#### Requirement:
Write out the records below once more, exactly as they stand.

(Rows from a dataset)
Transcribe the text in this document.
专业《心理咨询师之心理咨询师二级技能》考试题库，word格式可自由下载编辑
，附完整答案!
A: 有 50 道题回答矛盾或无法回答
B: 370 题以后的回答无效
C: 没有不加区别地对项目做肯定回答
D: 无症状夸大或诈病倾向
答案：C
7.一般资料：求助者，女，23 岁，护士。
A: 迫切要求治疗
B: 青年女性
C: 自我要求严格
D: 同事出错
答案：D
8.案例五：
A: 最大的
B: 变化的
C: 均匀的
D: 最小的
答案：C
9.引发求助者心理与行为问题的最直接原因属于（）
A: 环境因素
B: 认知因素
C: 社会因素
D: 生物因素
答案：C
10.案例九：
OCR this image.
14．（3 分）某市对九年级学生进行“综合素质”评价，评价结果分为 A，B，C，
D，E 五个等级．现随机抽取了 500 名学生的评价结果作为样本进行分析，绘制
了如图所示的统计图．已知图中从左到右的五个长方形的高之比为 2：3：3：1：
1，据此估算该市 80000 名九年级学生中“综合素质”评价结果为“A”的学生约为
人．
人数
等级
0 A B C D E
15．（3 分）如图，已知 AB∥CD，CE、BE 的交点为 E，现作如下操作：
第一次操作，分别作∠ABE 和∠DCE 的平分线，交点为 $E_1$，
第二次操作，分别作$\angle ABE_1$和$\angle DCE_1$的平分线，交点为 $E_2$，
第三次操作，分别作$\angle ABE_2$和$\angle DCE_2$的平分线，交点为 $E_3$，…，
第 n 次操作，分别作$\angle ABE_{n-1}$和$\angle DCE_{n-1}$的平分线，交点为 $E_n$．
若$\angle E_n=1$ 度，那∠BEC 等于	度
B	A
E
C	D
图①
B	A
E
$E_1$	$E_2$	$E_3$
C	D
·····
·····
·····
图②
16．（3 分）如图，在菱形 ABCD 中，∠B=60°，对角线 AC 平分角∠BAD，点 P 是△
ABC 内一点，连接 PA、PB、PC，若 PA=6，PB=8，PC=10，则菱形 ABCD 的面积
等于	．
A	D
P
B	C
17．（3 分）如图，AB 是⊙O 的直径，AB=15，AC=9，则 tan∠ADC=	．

#### Output below:
Transcribe the text in this document.
专业《心理咨询师之心理咨询师二级技能》考试题库，word格式可自由下载编辑
，附完整答案!
A: 有 50 道题回答矛盾或无法回答
B: 370 题以后的回答无效
C: 没有不加区别地对项目做肯定回答
D: 无症状夸大或诈病倾向
答案：C
7.一般资料：求助者，女，23 岁，护士。
A: 迫切要求治疗
B: 青年女性
C: 自我要求严格
D: 同事出错
答案：D
8.案例五：
A: 最大的
B: 变化的
C: 均匀的
D: 最小的
答案：C
9.引发求助者心理与行为问题的最直接原因属于（）
A: 环境因素
B: 认知因素
C: 社会因素
D: 生物因素
答案：C
10.案例九：
OCR this image.
14．（3 分）某市对九年级学生进行“综合素质”评价，评价结果分为 A，B，C，
D，E 五个等级．现随机抽取了 500 名学生的评价结果作为样本进行分析，绘制
了如图所示的统计图．已知图中从左到右的五个长方形的高之比为 2：3：3：1：
1，据此估算该市 80000 名九年级学生中“综合素质”评价结果为“A”的学生约为
人．
人数
等级
0 A B C D E
15．（3 分）如图，已知 AB∥CD，CE、BE 的交点为 E，现作如下操作：
第一次操作，分别作∠ABE 和∠DCE 的平分线，交点为 $E_1$，
第二次操作，分别作$\angle ABE_1$和$\angle DCE_1$的平分线，交点为 $E_2$，
第三次操作，分别作$\angle ABE_2$和$\angle DCE_2$的平分线，交点为 $E_3$，…，
第 n 次操作，分别作$\angle ABE_{n-1}$和$\angle DCE_{n-1}$的平分线，交点为 $E_n$．
若$\angle E_n=1$ 度，那∠BEC 等于	度
B	A
E
C	D
图①
B	A
E
$E_1$	$E_2$	$E_3$
C	D
·····
·····
·····
图②
16．（3 分）如图，在菱形 ABCD 中，∠B=60°，对角线 AC 平分角∠BAD，点 P 是△
ABC 内一点，连接 PA、PB、PC，若 PA=6，PB=8，PC=10，则菱形 ABCD 的面积
等于	．
A	D
P
B	C
17．（3 分）如图，AB 是⊙O 的直径，AB=15，AC=9，则 tan∠ADC=	．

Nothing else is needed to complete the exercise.